Dataset excerpt:
_ _ _ _ _ _ _

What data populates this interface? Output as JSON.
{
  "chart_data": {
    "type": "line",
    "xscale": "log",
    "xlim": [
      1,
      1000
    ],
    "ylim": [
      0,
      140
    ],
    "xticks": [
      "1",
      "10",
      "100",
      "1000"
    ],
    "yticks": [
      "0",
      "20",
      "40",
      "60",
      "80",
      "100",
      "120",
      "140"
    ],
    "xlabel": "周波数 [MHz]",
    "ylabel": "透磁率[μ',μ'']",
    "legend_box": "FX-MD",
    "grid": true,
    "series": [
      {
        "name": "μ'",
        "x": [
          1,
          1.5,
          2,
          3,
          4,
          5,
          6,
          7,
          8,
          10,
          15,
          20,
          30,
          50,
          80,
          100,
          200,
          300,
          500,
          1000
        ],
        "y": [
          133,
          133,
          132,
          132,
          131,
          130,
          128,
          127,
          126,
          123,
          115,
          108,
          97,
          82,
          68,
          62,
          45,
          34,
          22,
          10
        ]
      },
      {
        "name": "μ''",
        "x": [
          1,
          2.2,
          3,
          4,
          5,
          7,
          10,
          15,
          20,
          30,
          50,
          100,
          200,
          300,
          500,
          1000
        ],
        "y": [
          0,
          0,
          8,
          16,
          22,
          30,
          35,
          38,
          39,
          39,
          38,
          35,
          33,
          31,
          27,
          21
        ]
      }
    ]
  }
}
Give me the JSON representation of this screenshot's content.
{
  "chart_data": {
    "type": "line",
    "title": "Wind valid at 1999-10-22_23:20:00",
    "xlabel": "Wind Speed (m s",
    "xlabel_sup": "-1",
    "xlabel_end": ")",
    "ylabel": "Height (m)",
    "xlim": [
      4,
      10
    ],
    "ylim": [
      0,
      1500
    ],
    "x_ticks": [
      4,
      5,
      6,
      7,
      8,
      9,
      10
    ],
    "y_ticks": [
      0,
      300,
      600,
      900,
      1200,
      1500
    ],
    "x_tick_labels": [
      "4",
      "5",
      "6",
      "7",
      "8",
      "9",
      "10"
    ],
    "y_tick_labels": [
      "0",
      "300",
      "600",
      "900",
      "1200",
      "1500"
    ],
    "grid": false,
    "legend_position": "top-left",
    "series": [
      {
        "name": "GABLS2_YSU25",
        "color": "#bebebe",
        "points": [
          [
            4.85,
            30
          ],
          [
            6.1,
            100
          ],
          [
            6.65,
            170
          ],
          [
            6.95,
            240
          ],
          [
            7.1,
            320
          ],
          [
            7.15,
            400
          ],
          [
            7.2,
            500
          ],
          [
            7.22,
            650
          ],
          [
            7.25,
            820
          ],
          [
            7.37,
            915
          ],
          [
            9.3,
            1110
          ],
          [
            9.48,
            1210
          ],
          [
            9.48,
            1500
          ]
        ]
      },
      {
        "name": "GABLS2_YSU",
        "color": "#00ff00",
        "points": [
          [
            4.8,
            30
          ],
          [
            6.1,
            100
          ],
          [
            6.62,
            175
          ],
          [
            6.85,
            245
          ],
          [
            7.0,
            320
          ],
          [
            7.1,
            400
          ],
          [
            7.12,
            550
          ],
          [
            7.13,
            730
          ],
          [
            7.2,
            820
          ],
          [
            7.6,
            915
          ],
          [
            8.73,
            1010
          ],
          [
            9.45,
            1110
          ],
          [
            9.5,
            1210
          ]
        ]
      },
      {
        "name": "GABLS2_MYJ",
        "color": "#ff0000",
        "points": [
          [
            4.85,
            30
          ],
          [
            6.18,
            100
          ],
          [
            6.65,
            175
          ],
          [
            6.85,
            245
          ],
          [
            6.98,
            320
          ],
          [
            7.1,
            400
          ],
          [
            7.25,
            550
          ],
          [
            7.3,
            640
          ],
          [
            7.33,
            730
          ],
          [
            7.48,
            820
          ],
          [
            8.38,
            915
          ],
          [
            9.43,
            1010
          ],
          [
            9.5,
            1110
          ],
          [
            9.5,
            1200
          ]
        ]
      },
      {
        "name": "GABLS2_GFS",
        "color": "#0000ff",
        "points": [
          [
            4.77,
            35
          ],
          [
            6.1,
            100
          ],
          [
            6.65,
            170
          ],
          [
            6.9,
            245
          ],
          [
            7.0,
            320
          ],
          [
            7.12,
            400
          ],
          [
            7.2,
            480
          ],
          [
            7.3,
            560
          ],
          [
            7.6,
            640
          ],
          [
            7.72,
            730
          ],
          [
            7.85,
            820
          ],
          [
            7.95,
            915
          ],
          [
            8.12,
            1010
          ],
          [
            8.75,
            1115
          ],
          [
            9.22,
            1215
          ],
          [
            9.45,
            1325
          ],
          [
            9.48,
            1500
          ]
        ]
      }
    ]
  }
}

_ _ _ _ _ _ _

_The task_
Please repeat the listing above in full and exactly.

_Written solution_
What data populates this interface? Output as JSON.
{
  "chart_data": {
    "type": "line",
    "xscale": "log",
    "xlim": [
      1,
      1000
    ],
    "ylim": [
      0,
      140
    ],
    "xticks": [
      "1",
      "10",
      "100",
      "1000"
    ],
    "yticks": [
      "0",
      "20",
      "40",
      "60",
      "80",
      "100",
      "120",
      "140"
    ],
    "xlabel": "周波数 [MHz]",
    "ylabel": "透磁率[μ',μ'']",
    "legend_box": "FX-MD",
    "grid": true,
    "series": [
      {
        "name": "μ'",
        "x": [
          1,
          1.5,
          2,
          3,
          4,
          5,
          6,
          7,
          8,
          10,
          15,
          20,
          30,
          50,
          80,
          100,
          200,
          300,
          500,
          1000
        ],
        "y": [
          133,
          133,
          132,
          132,
          131,
          130,
          128,
          127,
          126,
          123,
          115,
          108,
          97,
          82,
          68,
          62,
          45,
          34,
          22,
          10
        ]
      },
      {
        "name": "μ''",
        "x": [
          1,
          2.2,
          3,
          4,
          5,
          7,
          10,
          15,
          20,
          30,
          50,
          100,
          200,
          300,
          500,
          1000
        ],
        "y": [
          0,
          0,
          8,
          16,
          22,
          30,
          35,
          38,
          39,
          39,
          38,
          35,
          33,
          31,
          27,
          21
        ]
      }
    ]
  }
}
Give me the JSON representation of this screenshot's content.
{
  "chart_data": {
    "type": "line",
    "title": "Wind valid at 1999-10-22_23:20:00",
    "xlabel": "Wind Speed (m s",
    "xlabel_sup": "-1",
    "xlabel_end": ")",
    "ylabel": "Height (m)",
    "xlim": [
      4,
      10
    ],
    "ylim": [
      0,
      1500
    ],
    "x_ticks": [
      4,
      5,
      6,
      7,
      8,
      9,
      10
    ],
    "y_ticks": [
      0,
      300,
      600,
      900,
      1200,
      1500
    ],
    "x_tick_labels": [
      "4",
      "5",
      "6",
      "7",
      "8",
      "9",
      "10"
    ],
    "y_tick_labels": [
      "0",
      "300",
      "600",
      "900",
      "1200",
      "1500"
    ],
    "grid": false,
    "legend_position": "top-left",
    "series": [
      {
        "name": "GABLS2_YSU25",
        "color": "#bebebe",
        "points": [
          [
            4.85,
            30
          ],
          [
            6.1,
            100
          ],
          [
            6.65,
            170
          ],
          [
            6.95,
            240
          ],
          [
            7.1,
            320
          ],
          [
            7.15,
            400
          ],
          [
            7.2,
            500
          ],
          [
            7.22,
            650
          ],
          [
            7.25,
            820
          ],
          [
            7.37,
            915
          ],
          [
            9.3,
            1110
          ],
          [
            9.48,
            1210
          ],
          [
            9.48,
            1500
          ]
        ]
      },
      {
        "name": "GABLS2_YSU",
        "color": "#00ff00",
        "points": [
          [
            4.8,
            30
          ],
          [
            6.1,
            100
          ],
          [
            6.62,
            175
          ],
          [
            6.85,
            245
          ],
          [
            7.0,
            320
          ],
          [
            7.1,
            400
          ],
          [
            7.12,
            550
          ],
          [
            7.13,
            730
          ],
          [
            7.2,
            820
          ],
          [
            7.6,
            915
          ],
          [
            8.73,
            1010
          ],
          [
            9.45,
            1110
          ],
          [
            9.5,
            1210
          ]
        ]
      },
      {
        "name": "GABLS2_MYJ",
        "color": "#ff0000",
        "points": [
          [
            4.85,
            30
          ],
          [
            6.18,
            100
          ],
          [
            6.65,
            175
          ],
          [
            6.85,
            245
          ],
          [
            6.98,
            320
          ],
          [
            7.1,
            400
          ],
          [
            7.25,
            550
          ],
          [
            7.3,
            640
          ],
          [
            7.33,
            730
          ],
          [
            7.48,
            820
          ],
          [
            8.38,
            915
          ],
          [
            9.43,
            1010
          ],
          [
            9.5,
            1110
          ],
          [
            9.5,
            1200
          ]
        ]
      },
      {
        "name": "GABLS2_GFS",
        "color": "#0000ff",
        "points": [
          [
            4.77,
            35
          ],
          [
            6.1,
            100
          ],
          [
            6.65,
            170
          ],
          [
            6.9,
            245
          ],
          [
            7.0,
            320
          ],
          [
            7.12,
            400
          ],
          [
            7.2,
            480
          ],
          [
            7.3,
            560
          ],
          [
            7.6,
            640
          ],
          [
            7.72,
            730
          ],
          [
            7.85,
            820
          ],
          [
            7.95,
            915
          ],
          [
            8.12,
            1010
          ],
          [
            8.75,
            1115
          ],
          [
            9.22,
            1215
          ],
          [
            9.45,
            1325
          ],
          [
            9.48,
            1500
          ]
        ]
      }
    ]
  }
}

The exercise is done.